Exercise details:
Select, from the data, each line where "Dario" occurs.

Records

--------------------------------------------------

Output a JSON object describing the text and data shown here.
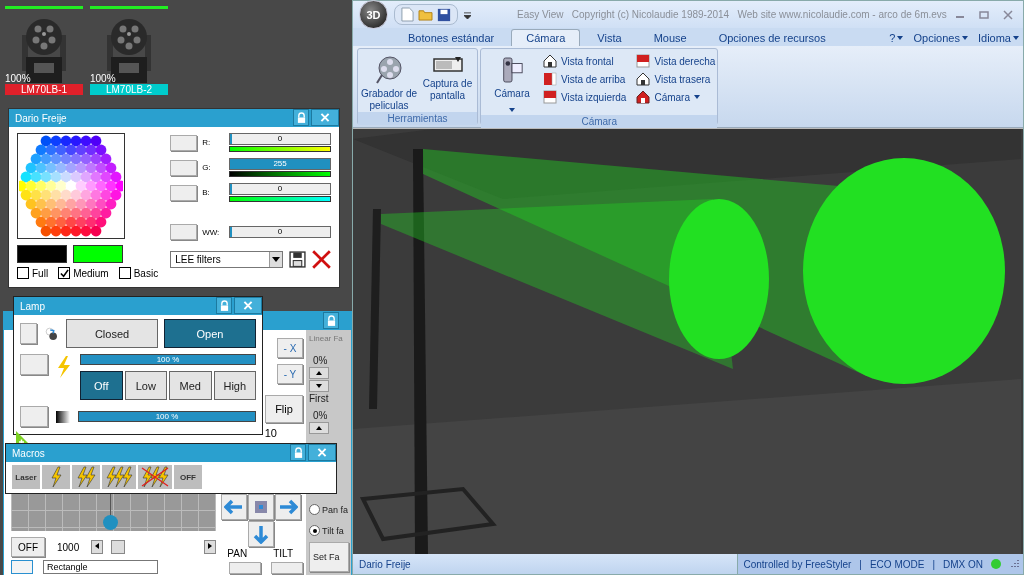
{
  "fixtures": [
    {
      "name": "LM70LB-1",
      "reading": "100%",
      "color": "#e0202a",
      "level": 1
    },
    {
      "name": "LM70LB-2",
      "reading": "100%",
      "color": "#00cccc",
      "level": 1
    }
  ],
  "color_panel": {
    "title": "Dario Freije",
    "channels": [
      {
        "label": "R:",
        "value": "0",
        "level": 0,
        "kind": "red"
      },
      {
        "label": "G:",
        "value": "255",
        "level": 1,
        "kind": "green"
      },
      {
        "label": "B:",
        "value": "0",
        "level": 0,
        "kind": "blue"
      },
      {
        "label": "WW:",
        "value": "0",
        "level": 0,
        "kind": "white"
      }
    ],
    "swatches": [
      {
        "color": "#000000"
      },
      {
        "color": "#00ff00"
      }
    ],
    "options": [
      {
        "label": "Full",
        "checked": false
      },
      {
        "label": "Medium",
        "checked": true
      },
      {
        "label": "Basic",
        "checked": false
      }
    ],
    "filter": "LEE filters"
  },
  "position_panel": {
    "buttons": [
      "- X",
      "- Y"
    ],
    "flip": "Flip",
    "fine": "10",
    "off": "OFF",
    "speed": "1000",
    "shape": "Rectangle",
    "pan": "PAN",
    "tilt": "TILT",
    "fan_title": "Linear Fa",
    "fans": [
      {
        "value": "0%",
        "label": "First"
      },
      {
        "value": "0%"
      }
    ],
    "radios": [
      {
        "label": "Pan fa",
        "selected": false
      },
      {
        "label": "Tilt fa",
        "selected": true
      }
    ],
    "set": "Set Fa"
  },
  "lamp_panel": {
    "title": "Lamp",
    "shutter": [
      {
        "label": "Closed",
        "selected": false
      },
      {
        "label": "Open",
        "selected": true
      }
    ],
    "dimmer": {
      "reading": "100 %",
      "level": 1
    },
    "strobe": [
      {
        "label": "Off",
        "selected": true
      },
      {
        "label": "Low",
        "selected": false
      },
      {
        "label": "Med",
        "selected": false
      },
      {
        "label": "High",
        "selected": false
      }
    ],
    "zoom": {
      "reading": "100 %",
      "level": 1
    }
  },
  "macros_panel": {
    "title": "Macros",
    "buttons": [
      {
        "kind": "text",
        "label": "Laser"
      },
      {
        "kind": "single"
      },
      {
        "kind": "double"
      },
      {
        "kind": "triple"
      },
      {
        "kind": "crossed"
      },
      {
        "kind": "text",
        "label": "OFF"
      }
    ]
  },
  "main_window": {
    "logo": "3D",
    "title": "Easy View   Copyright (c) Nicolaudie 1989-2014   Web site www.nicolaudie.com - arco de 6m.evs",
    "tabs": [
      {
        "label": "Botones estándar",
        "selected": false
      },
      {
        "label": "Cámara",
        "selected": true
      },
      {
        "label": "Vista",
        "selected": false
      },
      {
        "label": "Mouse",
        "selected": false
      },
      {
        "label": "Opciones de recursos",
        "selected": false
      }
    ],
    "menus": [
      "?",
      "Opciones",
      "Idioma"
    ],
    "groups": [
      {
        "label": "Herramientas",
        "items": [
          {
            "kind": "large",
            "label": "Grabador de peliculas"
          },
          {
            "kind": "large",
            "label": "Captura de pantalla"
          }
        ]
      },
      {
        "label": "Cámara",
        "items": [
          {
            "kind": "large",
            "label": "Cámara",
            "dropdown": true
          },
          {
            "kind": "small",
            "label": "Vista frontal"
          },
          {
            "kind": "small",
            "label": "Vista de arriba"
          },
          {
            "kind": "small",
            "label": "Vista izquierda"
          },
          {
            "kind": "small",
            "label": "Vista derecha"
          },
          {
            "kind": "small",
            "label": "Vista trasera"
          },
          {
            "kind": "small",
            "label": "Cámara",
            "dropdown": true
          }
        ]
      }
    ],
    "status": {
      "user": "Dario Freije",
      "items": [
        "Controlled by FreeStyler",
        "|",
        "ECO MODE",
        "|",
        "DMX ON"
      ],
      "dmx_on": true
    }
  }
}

--------------------------------------------------

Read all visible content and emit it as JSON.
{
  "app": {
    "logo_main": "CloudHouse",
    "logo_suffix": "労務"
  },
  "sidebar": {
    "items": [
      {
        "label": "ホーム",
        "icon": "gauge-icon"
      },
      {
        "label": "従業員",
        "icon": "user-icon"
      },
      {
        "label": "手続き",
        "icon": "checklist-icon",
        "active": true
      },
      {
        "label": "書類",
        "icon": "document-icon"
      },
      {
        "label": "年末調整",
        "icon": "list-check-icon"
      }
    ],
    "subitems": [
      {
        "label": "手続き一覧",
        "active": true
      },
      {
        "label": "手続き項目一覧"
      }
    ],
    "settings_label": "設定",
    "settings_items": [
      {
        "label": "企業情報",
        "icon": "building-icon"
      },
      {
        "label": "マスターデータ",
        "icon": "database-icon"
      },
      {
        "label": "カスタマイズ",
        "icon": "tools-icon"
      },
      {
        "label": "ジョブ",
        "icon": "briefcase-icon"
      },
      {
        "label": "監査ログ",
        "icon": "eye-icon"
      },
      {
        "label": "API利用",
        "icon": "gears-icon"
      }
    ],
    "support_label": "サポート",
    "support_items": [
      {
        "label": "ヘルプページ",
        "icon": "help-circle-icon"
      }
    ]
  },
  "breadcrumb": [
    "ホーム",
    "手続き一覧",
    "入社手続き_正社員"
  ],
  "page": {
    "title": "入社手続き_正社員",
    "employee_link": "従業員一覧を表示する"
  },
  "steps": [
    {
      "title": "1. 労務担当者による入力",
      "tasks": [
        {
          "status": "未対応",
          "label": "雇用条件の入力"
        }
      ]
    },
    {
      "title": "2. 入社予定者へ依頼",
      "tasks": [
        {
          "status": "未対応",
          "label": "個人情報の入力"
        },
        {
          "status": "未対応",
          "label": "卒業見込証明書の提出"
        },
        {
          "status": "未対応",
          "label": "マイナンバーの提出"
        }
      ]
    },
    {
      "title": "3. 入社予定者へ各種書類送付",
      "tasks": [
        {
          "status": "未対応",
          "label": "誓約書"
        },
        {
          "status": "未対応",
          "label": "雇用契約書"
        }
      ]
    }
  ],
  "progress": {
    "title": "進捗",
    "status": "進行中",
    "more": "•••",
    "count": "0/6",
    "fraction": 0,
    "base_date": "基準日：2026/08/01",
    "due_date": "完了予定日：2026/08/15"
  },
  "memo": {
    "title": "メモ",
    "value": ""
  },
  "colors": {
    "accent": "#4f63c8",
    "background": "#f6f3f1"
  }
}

--------------------------------------------------

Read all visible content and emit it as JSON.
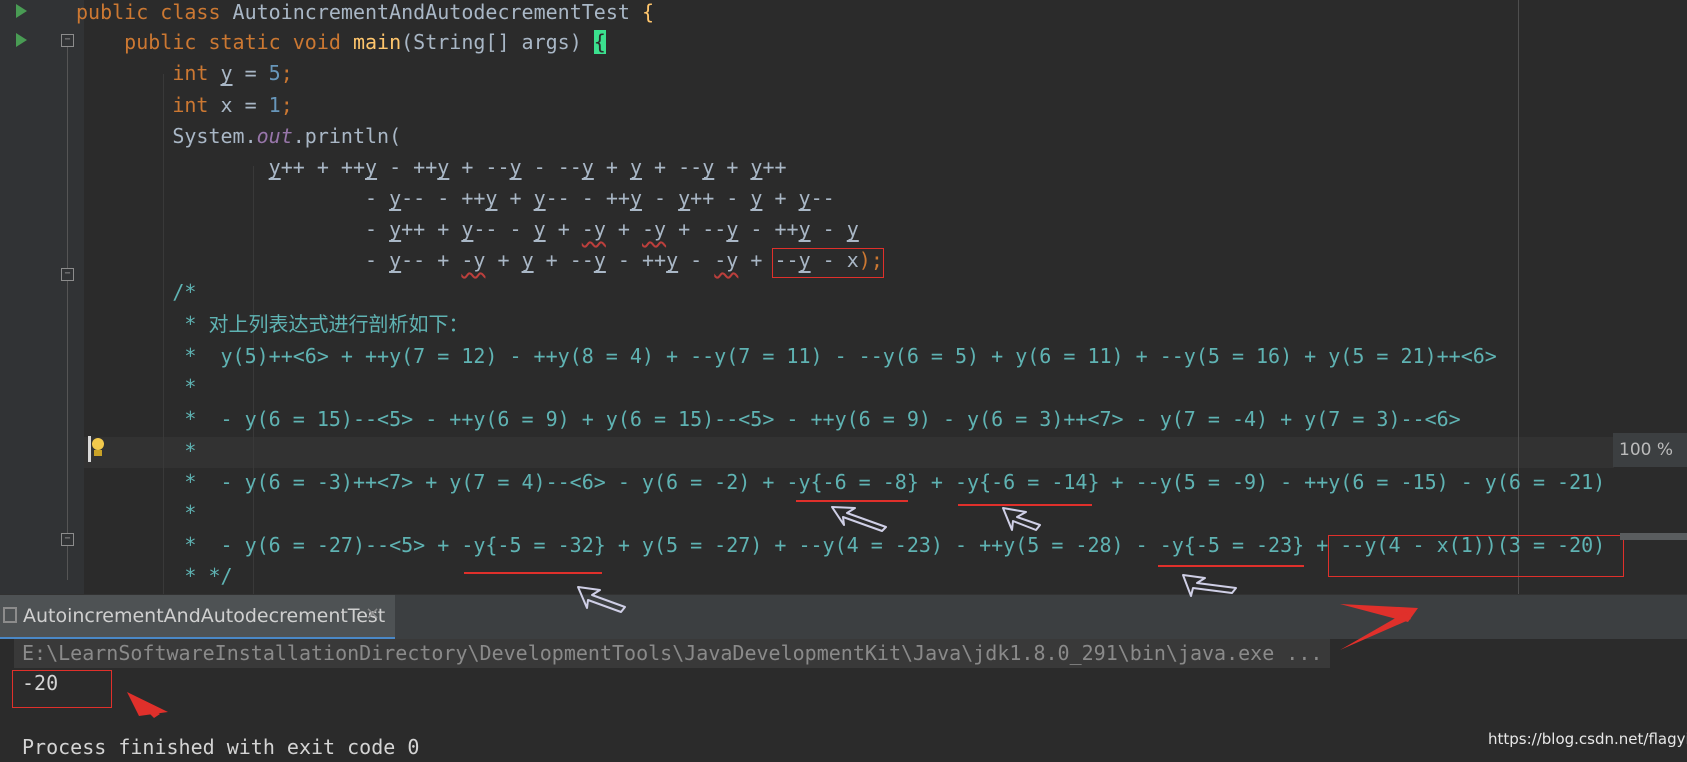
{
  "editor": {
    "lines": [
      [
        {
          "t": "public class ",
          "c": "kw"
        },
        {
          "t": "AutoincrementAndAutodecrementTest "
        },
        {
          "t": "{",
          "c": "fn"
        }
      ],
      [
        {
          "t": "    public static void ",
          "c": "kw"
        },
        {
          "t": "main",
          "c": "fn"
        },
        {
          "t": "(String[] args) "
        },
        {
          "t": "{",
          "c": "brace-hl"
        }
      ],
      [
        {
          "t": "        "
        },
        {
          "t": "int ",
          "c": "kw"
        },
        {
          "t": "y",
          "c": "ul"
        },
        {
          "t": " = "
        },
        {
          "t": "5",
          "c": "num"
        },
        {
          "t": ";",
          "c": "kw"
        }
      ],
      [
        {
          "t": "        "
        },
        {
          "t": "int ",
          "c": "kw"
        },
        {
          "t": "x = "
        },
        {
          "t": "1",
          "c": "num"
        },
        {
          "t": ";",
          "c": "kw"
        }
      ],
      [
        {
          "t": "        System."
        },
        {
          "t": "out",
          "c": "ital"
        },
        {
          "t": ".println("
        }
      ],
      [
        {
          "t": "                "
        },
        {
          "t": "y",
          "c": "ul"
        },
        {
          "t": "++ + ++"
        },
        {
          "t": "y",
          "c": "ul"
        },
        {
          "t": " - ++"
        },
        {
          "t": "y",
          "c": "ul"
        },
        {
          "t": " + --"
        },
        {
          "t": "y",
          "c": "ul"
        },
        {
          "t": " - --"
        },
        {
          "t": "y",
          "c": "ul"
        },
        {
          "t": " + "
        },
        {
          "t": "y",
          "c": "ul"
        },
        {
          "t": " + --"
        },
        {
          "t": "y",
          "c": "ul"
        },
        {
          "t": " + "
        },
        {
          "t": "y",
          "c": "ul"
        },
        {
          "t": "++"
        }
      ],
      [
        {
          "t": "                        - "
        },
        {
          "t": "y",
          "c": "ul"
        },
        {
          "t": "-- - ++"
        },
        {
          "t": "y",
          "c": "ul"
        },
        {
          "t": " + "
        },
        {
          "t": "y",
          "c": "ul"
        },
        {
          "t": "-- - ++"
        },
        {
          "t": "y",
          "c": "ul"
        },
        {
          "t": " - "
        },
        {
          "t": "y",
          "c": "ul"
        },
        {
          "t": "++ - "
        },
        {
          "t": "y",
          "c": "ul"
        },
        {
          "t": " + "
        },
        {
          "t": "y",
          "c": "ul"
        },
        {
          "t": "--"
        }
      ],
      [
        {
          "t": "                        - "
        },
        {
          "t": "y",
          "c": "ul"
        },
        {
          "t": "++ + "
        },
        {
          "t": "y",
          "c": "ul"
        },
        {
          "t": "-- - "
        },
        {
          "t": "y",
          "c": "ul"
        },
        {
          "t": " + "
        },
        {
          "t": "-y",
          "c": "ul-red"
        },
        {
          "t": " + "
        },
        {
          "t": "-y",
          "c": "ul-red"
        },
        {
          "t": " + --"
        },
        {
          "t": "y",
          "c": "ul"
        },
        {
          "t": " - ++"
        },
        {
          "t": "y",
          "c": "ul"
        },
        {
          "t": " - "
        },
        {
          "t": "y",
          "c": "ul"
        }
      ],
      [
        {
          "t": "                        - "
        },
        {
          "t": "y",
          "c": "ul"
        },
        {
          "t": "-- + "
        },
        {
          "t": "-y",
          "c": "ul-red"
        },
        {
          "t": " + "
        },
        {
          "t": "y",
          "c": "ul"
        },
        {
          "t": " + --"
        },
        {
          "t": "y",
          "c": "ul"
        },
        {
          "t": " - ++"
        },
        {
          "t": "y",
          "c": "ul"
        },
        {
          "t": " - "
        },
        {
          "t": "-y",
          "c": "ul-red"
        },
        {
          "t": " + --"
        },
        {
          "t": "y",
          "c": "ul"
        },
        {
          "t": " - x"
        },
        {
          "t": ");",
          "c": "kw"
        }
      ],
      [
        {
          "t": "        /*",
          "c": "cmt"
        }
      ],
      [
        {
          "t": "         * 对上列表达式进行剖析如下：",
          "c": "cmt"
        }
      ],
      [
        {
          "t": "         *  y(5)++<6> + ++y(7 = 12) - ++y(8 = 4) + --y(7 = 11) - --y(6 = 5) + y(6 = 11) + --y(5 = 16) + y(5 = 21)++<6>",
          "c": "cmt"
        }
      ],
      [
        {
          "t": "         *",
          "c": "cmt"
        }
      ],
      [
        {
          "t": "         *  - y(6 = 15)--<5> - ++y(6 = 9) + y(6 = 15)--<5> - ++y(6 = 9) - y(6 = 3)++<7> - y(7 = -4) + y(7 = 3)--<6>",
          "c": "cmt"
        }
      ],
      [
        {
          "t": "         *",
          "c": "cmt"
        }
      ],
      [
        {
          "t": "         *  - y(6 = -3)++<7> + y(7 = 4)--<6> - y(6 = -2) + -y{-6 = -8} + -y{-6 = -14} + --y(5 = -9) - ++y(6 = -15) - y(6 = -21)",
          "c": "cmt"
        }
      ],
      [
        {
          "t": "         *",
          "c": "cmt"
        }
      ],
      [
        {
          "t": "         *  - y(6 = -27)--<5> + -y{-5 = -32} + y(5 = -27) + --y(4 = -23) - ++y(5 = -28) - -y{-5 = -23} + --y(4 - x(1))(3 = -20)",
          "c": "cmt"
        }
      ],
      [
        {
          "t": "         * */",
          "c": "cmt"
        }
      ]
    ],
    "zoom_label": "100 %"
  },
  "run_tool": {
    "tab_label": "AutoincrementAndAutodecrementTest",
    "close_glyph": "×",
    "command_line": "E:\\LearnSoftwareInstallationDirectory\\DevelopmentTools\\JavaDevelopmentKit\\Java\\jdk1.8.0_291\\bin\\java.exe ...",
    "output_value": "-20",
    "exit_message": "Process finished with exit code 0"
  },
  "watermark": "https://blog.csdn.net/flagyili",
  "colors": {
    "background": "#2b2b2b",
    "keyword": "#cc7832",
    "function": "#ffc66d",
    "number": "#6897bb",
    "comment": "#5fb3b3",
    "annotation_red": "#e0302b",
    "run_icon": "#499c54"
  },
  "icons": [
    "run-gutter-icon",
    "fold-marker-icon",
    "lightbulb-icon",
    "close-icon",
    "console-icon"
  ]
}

--------------------------------------------------

Worked answer:
    "title": "Dario Freije",
      "user": "Dario Freije",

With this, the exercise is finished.